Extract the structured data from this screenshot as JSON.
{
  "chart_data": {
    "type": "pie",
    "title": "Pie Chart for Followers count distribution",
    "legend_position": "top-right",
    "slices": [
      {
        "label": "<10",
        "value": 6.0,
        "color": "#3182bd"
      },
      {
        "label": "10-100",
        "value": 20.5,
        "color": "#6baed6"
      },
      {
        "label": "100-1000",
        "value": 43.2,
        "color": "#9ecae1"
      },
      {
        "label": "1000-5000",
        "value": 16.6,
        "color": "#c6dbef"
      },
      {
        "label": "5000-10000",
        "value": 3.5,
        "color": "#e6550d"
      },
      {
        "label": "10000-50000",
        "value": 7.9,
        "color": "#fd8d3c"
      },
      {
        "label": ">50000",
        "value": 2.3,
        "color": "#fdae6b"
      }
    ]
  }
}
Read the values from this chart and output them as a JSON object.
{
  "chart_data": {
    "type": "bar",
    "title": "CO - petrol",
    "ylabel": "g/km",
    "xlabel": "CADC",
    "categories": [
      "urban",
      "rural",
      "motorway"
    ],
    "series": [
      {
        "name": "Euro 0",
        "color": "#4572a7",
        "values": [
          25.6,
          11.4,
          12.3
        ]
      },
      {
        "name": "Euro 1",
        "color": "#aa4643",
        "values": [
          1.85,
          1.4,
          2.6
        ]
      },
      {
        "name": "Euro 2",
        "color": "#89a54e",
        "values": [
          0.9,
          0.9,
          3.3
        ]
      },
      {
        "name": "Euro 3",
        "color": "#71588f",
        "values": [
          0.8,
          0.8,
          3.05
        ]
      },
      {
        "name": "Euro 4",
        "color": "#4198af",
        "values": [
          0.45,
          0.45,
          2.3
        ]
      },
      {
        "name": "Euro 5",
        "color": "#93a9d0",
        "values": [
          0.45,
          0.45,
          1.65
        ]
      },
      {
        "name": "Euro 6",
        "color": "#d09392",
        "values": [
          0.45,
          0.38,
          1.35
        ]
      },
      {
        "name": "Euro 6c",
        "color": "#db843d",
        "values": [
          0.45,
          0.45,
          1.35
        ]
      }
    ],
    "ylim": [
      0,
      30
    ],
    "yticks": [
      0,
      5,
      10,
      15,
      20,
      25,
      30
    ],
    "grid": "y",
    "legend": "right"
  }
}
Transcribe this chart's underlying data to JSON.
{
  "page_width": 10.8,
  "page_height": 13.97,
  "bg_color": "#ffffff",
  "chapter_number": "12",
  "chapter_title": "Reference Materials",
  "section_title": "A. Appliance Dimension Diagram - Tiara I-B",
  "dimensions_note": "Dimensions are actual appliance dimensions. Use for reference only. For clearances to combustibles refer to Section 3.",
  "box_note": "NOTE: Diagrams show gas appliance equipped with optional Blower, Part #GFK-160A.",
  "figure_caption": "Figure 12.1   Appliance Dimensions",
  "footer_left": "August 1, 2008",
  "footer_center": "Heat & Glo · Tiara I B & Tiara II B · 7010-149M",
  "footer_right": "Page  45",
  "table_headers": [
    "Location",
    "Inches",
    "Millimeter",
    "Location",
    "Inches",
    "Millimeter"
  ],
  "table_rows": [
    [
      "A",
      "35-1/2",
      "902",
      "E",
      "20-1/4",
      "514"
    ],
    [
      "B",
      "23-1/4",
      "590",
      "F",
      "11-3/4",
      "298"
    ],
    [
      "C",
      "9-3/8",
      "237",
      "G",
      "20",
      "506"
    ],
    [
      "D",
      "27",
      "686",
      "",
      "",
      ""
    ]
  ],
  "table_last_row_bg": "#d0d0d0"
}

*PROBLEM TO WORK ON:* Return every line exactly.

*RESPONSE TO THE TASK:*
Extract the structured data from this screenshot as JSON.
{
  "chart_data": {
    "type": "pie",
    "title": "Pie Chart for Followers count distribution",
    "legend_position": "top-right",
    "slices": [
      {
        "label": "<10",
        "value": 6.0,
        "color": "#3182bd"
      },
      {
        "label": "10-100",
        "value": 20.5,
        "color": "#6baed6"
      },
      {
        "label": "100-1000",
        "value": 43.2,
        "color": "#9ecae1"
      },
      {
        "label": "1000-5000",
        "value": 16.6,
        "color": "#c6dbef"
      },
      {
        "label": "5000-10000",
        "value": 3.5,
        "color": "#e6550d"
      },
      {
        "label": "10000-50000",
        "value": 7.9,
        "color": "#fd8d3c"
      },
      {
        "label": ">50000",
        "value": 2.3,
        "color": "#fdae6b"
      }
    ]
  }
}
Read the values from this chart and output them as a JSON object.
{
  "chart_data": {
    "type": "bar",
    "title": "CO - petrol",
    "ylabel": "g/km",
    "xlabel": "CADC",
    "categories": [
      "urban",
      "rural",
      "motorway"
    ],
    "series": [
      {
        "name": "Euro 0",
        "color": "#4572a7",
        "values": [
          25.6,
          11.4,
          12.3
        ]
      },
      {
        "name": "Euro 1",
        "color": "#aa4643",
        "values": [
          1.85,
          1.4,
          2.6
        ]
      },
      {
        "name": "Euro 2",
        "color": "#89a54e",
        "values": [
          0.9,
          0.9,
          3.3
        ]
      },
      {
        "name": "Euro 3",
        "color": "#71588f",
        "values": [
          0.8,
          0.8,
          3.05
        ]
      },
      {
        "name": "Euro 4",
        "color": "#4198af",
        "values": [
          0.45,
          0.45,
          2.3
        ]
      },
      {
        "name": "Euro 5",
        "color": "#93a9d0",
        "values": [
          0.45,
          0.45,
          1.65
        ]
      },
      {
        "name": "Euro 6",
        "color": "#d09392",
        "values": [
          0.45,
          0.38,
          1.35
        ]
      },
      {
        "name": "Euro 6c",
        "color": "#db843d",
        "values": [
          0.45,
          0.45,
          1.35
        ]
      }
    ],
    "ylim": [
      0,
      30
    ],
    "yticks": [
      0,
      5,
      10,
      15,
      20,
      25,
      30
    ],
    "grid": "y",
    "legend": "right"
  }
}
Transcribe this chart's underlying data to JSON.
{
  "page_width": 10.8,
  "page_height": 13.97,
  "bg_color": "#ffffff",
  "chapter_number": "12",
  "chapter_title": "Reference Materials",
  "section_title": "A. Appliance Dimension Diagram - Tiara I-B",
  "dimensions_note": "Dimensions are actual appliance dimensions. Use for reference only. For clearances to combustibles refer to Section 3.",
  "box_note": "NOTE: Diagrams show gas appliance equipped with optional Blower, Part #GFK-160A.",
  "figure_caption": "Figure 12.1   Appliance Dimensions",
  "footer_left": "August 1, 2008",
  "footer_center": "Heat & Glo · Tiara I B & Tiara II B · 7010-149M",
  "footer_right": "Page  45",
  "table_headers": [
    "Location",
    "Inches",
    "Millimeter",
    "Location",
    "Inches",
    "Millimeter"
  ],
  "table_rows": [
    [
      "A",
      "35-1/2",
      "902",
      "E",
      "20-1/4",
      "514"
    ],
    [
      "B",
      "23-1/4",
      "590",
      "F",
      "11-3/4",
      "298"
    ],
    [
      "C",
      "9-3/8",
      "237",
      "G",
      "20",
      "506"
    ],
    [
      "D",
      "27",
      "686",
      "",
      "",
      ""
    ]
  ],
  "table_last_row_bg": "#d0d0d0"
}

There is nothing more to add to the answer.